Would you, if you were a self-respecting dollar, stay here earning 0.13% (the yield on the three-month Treasury bill) or even 2.58% (the yield on a 10-year Treasury bond) when you could go overseas and earn 10.75% on Brazilian debt, 6.5% in Turkey or 4.75% in Australia? Would you stay home buying real estate in a market that's barely begun to show a quiver of life, or instead plunk yourself down in Hong Kong or Mumbai or Rio? Would you stay loyal to U.S. stocks, knowing that the U.S. economy is growing at 2% a year, or go cavorting off to join the fast company in China or India or Brazil?
Yes, indeedy, the really big asset bubbles that the U.S. Federal Reserve may be creating now aren't at home but overseas -- in the stock markets of Indonesia, in the real-estate markets of India, in commodity prices in Australia. Everywhere the flood of dollars created by the Fed might wash up.
And because many of these asset markets aren't anywhere near as liquid as those in developed economies, $2.3 trillion can create a huge problem. India is thinking of slapping on currency controls, because so far in 2010, the country has seen a record inflow of $25 billion in overseas cash as stock funds buy Indian equities.
Twenty-five billion dollars is a problem? When the Fed is talking about $2.3 trillion?
Part of the reason that overseas central banks are squawking is that it's unclear what they can do about the problem. The flood of dollars is creating dangerous inflation -- India's annual rate was reported at 8.5% in September -- so the Reserve Bank of India raises interest rates to slow the Indian economy? Besides the hardship that visits on the poor of India who need the jobs that faster economic growth provides, raising interest rates just makes that country a more attractive destination for all those dollars looking for a home.
○ ○ ○ ○ ○ ○ ○
> _Directive 1_
From the records, quote the lines from the one containing "text-wrap-icon[interactable] <box>1090 61" up to and including the one containing "tilt-icon[interactable]: ⟲ <box>882".

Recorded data
○ ○ ○ ○ ○ ○ ○
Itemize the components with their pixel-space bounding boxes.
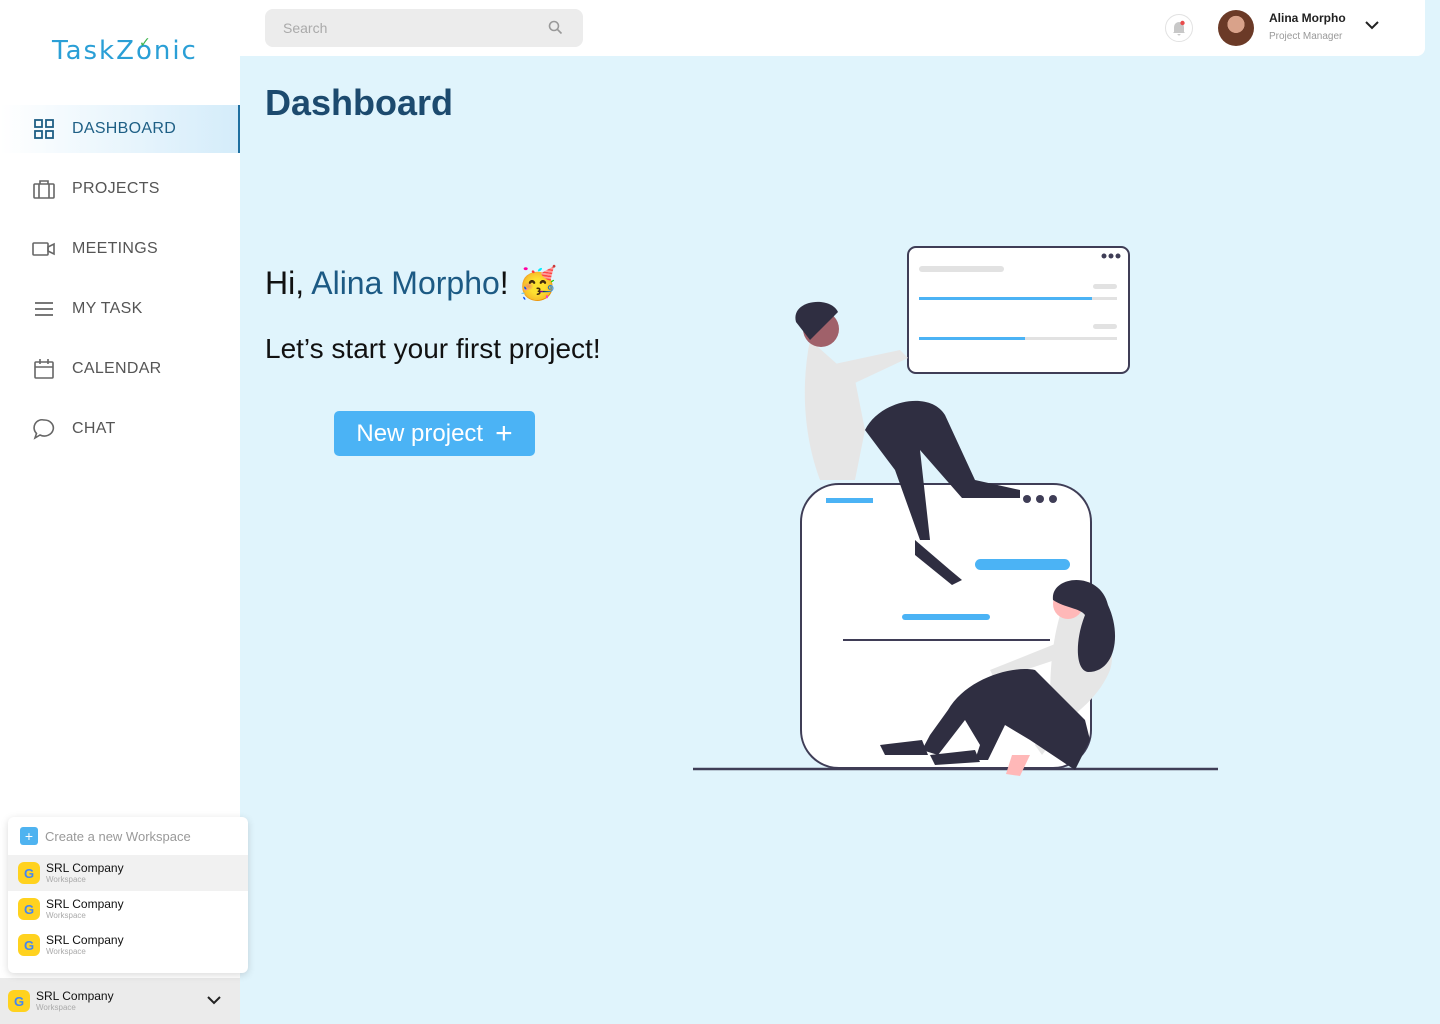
chevron-down-icon[interactable]: [206, 992, 222, 1013]
search-input[interactable]: Search: [265, 9, 583, 47]
sidebar-item-calendar[interactable]: CALENDAR: [0, 345, 240, 393]
logo-check-o: o ✓: [135, 35, 154, 66]
create-workspace-button[interactable]: + Create a new Workspace: [8, 817, 248, 855]
sidebar-item-label: CHAT: [72, 420, 116, 437]
user-role: Project Manager: [1269, 31, 1343, 42]
grid-icon: [32, 117, 56, 141]
logo-text-nic: nic: [153, 36, 198, 66]
greeting-suffix: ! 🥳: [499, 265, 558, 301]
workspace-dropdown: + Create a new Workspace G SRL Company W…: [8, 817, 248, 973]
google-icon: G: [18, 862, 40, 884]
list-icon: [32, 297, 56, 321]
workspace-option-text: SRL Company Workspace: [46, 860, 124, 885]
workspace-option-text: SRL Company Workspace: [46, 896, 124, 921]
workspace-current: SRL Company Workspace: [36, 988, 114, 1013]
workspace-type: Workspace: [46, 946, 86, 956]
notification-bell-icon[interactable]: [1165, 14, 1193, 42]
onboarding-illustration: [693, 246, 1218, 776]
workspace-type: Workspace: [46, 874, 86, 884]
briefcase-icon: [32, 177, 56, 201]
workspace-type: Workspace: [46, 910, 86, 920]
sidebar-item-chat[interactable]: CHAT: [0, 405, 240, 453]
taskzonic-logo[interactable]: TaskZo ✓ nic: [52, 35, 198, 66]
sidebar-item-label: DASHBOARD: [72, 120, 177, 137]
workspace-option[interactable]: G SRL Company Workspace: [8, 855, 248, 891]
workspace-option[interactable]: G SRL Company Workspace: [8, 927, 248, 963]
logo-text-task: Task: [52, 36, 117, 66]
sidebar-item-meetings[interactable]: MEETINGS: [0, 225, 240, 273]
logo-text-z: Z: [116, 36, 136, 66]
sidebar-item-label: CALENDAR: [72, 360, 162, 377]
google-icon: G: [8, 990, 30, 1012]
page-title: Dashboard: [265, 82, 454, 123]
workspace-option[interactable]: G SRL Company Workspace: [8, 891, 248, 927]
google-icon: G: [18, 898, 40, 920]
chevron-down-icon[interactable]: [1364, 17, 1380, 38]
workspace-switcher[interactable]: G SRL Company Workspace: [0, 978, 240, 1024]
sidebar-item-label: MY TASK: [72, 300, 143, 317]
topbar: Search Alina Morpho Project Manager: [240, 0, 1425, 56]
new-project-label: New project: [356, 419, 484, 447]
workspace-type: Workspace: [36, 1002, 76, 1012]
new-project-button[interactable]: New project +: [334, 411, 535, 456]
calendar-icon: [32, 357, 56, 381]
sidebar-item-label: PROJECTS: [72, 180, 160, 197]
greeting-name: Alina Morpho: [311, 265, 500, 301]
sidebar-item-projects[interactable]: PROJECTS: [0, 165, 240, 213]
sidebar-item-label: MEETINGS: [72, 240, 158, 257]
user-name: Alina Morpho: [1269, 11, 1346, 25]
workspace-name: SRL Company: [36, 988, 114, 1003]
greeting: Hi, Alina Morpho! 🥳: [265, 264, 557, 302]
sidebar-nav: DASHBOARD PROJECTS MEETINGS MY TASK CALE…: [0, 105, 240, 465]
avatar[interactable]: [1218, 10, 1254, 46]
search-placeholder: Search: [283, 20, 328, 36]
workspace-name: SRL Company: [46, 932, 124, 947]
search-icon[interactable]: [548, 20, 563, 38]
greeting-prefix: Hi,: [265, 265, 312, 301]
chat-icon: [32, 417, 56, 441]
plus-icon: +: [20, 827, 38, 845]
check-icon: ✓: [138, 35, 153, 51]
subheading: Let’s start your first project!: [265, 333, 601, 364]
workspace-name: SRL Company: [46, 896, 124, 911]
sidebar-item-dashboard[interactable]: DASHBOARD: [0, 105, 240, 153]
google-icon: G: [18, 934, 40, 956]
sidebar-item-my-task[interactable]: MY TASK: [0, 285, 240, 333]
create-workspace-label: Create a new Workspace: [45, 828, 191, 844]
plus-icon: +: [495, 416, 513, 450]
workspace-option-text: SRL Company Workspace: [46, 932, 124, 957]
video-icon: [32, 237, 56, 261]
workspace-name: SRL Company: [46, 860, 124, 875]
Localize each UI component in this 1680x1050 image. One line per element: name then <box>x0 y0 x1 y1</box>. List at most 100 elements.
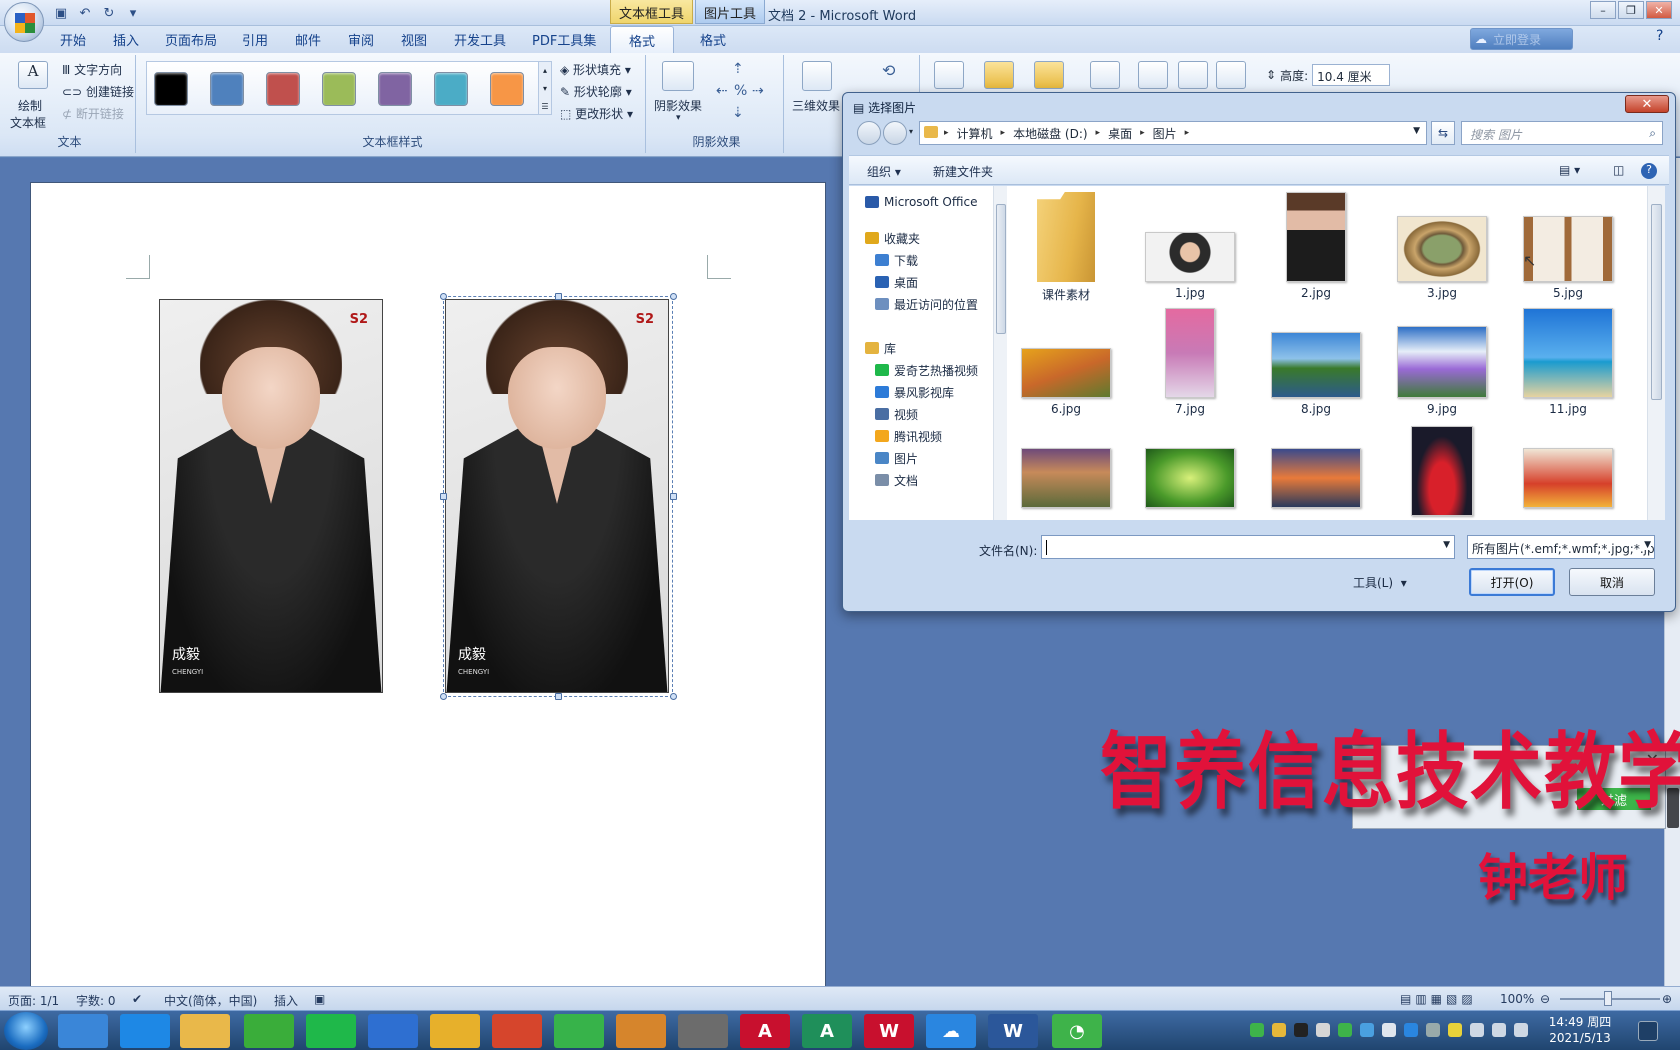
text-wrap-icon[interactable] <box>1090 61 1120 89</box>
new-folder-button[interactable]: 新建文件夹 <box>933 163 993 180</box>
tab-developer[interactable]: 开发工具 <box>454 30 506 49</box>
tilt-icon[interactable]: ⟲ <box>882 61 895 80</box>
nav-item-office[interactable]: Microsoft Office <box>865 192 977 212</box>
resize-handle[interactable] <box>555 693 562 700</box>
tray-icon[interactable] <box>1338 1023 1352 1037</box>
text-direction-button[interactable]: Ⅲ 文字方向 <box>62 61 122 78</box>
align-icon[interactable] <box>1138 61 1168 89</box>
file-item[interactable]: 课件素材 <box>1011 192 1121 303</box>
tray-icon[interactable] <box>1294 1023 1308 1037</box>
textbox-selection-frame[interactable] <box>443 296 673 697</box>
language-indicator[interactable]: 中文(简体，中国) <box>164 992 257 1009</box>
draw-textbox-button[interactable]: 绘制 <box>18 97 42 114</box>
word-icon[interactable]: W <box>988 1014 1038 1048</box>
customize-qat-icon[interactable]: ▾ <box>124 4 142 22</box>
zoom-slider-thumb[interactable] <box>1604 991 1612 1006</box>
nav-item-pictures[interactable]: 图片 <box>875 448 918 468</box>
style-swatch[interactable] <box>490 72 524 106</box>
zoom-out-icon[interactable]: ⊖ <box>1540 992 1550 1006</box>
help-icon[interactable]: ? <box>1656 28 1663 44</box>
file-item[interactable]: 7.jpg <box>1135 308 1245 416</box>
tab-references[interactable]: 引用 <box>242 30 268 49</box>
chevron-down-icon[interactable]: ▼ <box>1443 540 1450 550</box>
address-bar[interactable]: ▸ 计算机 ▸ 本地磁盘 (D:) ▸ 桌面 ▸ 图片 ▸ ▼ <box>919 121 1427 145</box>
cancel-button[interactable]: 取消 <box>1569 568 1655 596</box>
action-center-icon[interactable] <box>1514 1023 1528 1037</box>
file-item[interactable]: 1.jpg <box>1135 192 1245 300</box>
address-dropdown-icon[interactable]: ▼ <box>1413 126 1420 136</box>
undo-icon[interactable]: ↶ <box>76 4 94 22</box>
sign-in-button[interactable]: ☁ 立即登录 <box>1470 28 1573 50</box>
chrome-icon[interactable] <box>430 1014 480 1048</box>
browser360-icon[interactable] <box>244 1014 294 1048</box>
paint-icon[interactable] <box>492 1014 542 1048</box>
minimize-button[interactable]: – <box>1590 1 1616 19</box>
file-list-scrollbar[interactable] <box>1647 186 1665 520</box>
zoom-in-icon[interactable]: ⊕ <box>1662 992 1672 1006</box>
tray-icon[interactable] <box>1426 1023 1440 1037</box>
taskbar-clock[interactable]: 14:49 周四 2021/5/13 <box>1540 1014 1620 1046</box>
close-button[interactable]: ✕ <box>1646 1 1672 19</box>
nav-item-desktop[interactable]: 桌面 <box>875 272 918 292</box>
ie-icon[interactable] <box>120 1014 170 1048</box>
nav-item-downloads[interactable]: 下载 <box>875 250 918 270</box>
photo-viewer-icon[interactable] <box>616 1014 666 1048</box>
wps-icon[interactable]: W <box>864 1014 914 1048</box>
portrait-photo-left[interactable]: S2 成毅 CHENGYI <box>159 299 383 693</box>
organize-button[interactable]: 组织 ▾ <box>867 163 901 180</box>
volume-icon[interactable] <box>1492 1023 1506 1037</box>
tray-icon[interactable] <box>1448 1023 1462 1037</box>
style-swatch[interactable] <box>378 72 412 106</box>
nav-item-tencent[interactable]: 腾讯视频 <box>875 426 942 446</box>
tray-icon[interactable] <box>1250 1023 1264 1037</box>
file-type-select[interactable]: 所有图片(*.emf;*.wmf;*.jpg;*.jp ▼ <box>1467 535 1655 559</box>
save-icon[interactable]: ▣ <box>52 4 70 22</box>
nudge-left-icon[interactable]: ⇠ <box>716 83 728 99</box>
nav-item-videos[interactable]: 视频 <box>875 404 918 424</box>
file-item[interactable]: 9.jpg <box>1387 308 1497 416</box>
history-dropdown-icon[interactable]: ▾ <box>909 127 913 136</box>
style-swatch[interactable] <box>210 72 244 106</box>
wechat-icon[interactable]: ◔ <box>1052 1014 1102 1048</box>
start-button[interactable] <box>4 1012 48 1050</box>
tray-icon[interactable] <box>1360 1023 1374 1037</box>
player-icon[interactable] <box>554 1014 604 1048</box>
office-button[interactable] <box>4 2 44 42</box>
file-item[interactable]: 11.jpg <box>1513 308 1623 416</box>
tab-home[interactable]: 开始 <box>60 30 86 49</box>
help-icon[interactable]: ? <box>1641 163 1657 179</box>
refresh-button[interactable]: ⇆ <box>1431 121 1455 145</box>
tray-icon[interactable] <box>1382 1023 1396 1037</box>
resize-handle[interactable] <box>670 493 677 500</box>
network-icon[interactable] <box>1470 1023 1484 1037</box>
nudge-down-icon[interactable]: ⇣ <box>732 105 744 121</box>
redo-icon[interactable]: ↻ <box>100 4 118 22</box>
shadow-effects-button[interactable]: 阴影效果 <box>654 97 702 114</box>
create-link-button[interactable]: ⊂⊃ 创建链接 <box>62 83 134 100</box>
file-item[interactable] <box>1261 426 1371 512</box>
style-swatch[interactable] <box>322 72 356 106</box>
nav-item-libraries[interactable]: 库 <box>865 338 896 358</box>
resize-handle[interactable] <box>555 293 562 300</box>
resize-handle[interactable] <box>440 693 447 700</box>
tab-textbox-format[interactable]: 格式 <box>610 26 675 53</box>
draw-textbox-label[interactable]: 文本框 <box>10 114 46 131</box>
tab-pdf-tools[interactable]: PDF工具集 <box>532 30 596 49</box>
open-button[interactable]: 打开(O) <box>1469 568 1555 596</box>
preview-pane-icon[interactable]: ◫ <box>1613 163 1624 177</box>
tab-mailings[interactable]: 邮件 <box>295 30 321 49</box>
resize-handle[interactable] <box>440 293 447 300</box>
rotate-icon[interactable] <box>1216 61 1246 89</box>
tab-review[interactable]: 审阅 <box>348 30 374 49</box>
filename-input[interactable]: ▼ <box>1041 535 1455 559</box>
nudge-up-icon[interactable]: ⇡ <box>732 61 744 77</box>
document-page[interactable]: S2 成毅 CHENGYI S2 成毅 CHENGYI <box>30 182 826 988</box>
tab-picture-format[interactable]: 格式 <box>700 30 726 49</box>
insert-mode[interactable]: 插入 <box>274 992 298 1009</box>
file-item[interactable]: 6.jpg <box>1011 308 1121 416</box>
shadow-toggle-icon[interactable]: % <box>734 83 747 99</box>
publisher-icon[interactable]: A <box>802 1014 852 1048</box>
view-options-icon[interactable]: ▤ ▾ <box>1559 163 1580 177</box>
file-item[interactable] <box>1135 426 1245 512</box>
file-item[interactable]: 8.jpg <box>1261 308 1371 416</box>
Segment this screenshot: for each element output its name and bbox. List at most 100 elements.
○ ○ ○ ○ ○ ○ ○
> _Directive 2_
In the passage on dollars flowing overseas, what annual inflation rate was reported for India in September?

> _Complete answer 1_
text-wrap-icon[interactable] <box>1090 61 1120 89</box>
new-folder-button[interactable]: 新建文件夹 <box>933 163 993 180</box>
tab-developer[interactable]: 开发工具 <box>454 30 506 49</box>
tilt-icon[interactable]: ⟲ <box>882 61 895 80</box>

> _Complete answer 2_
8.5%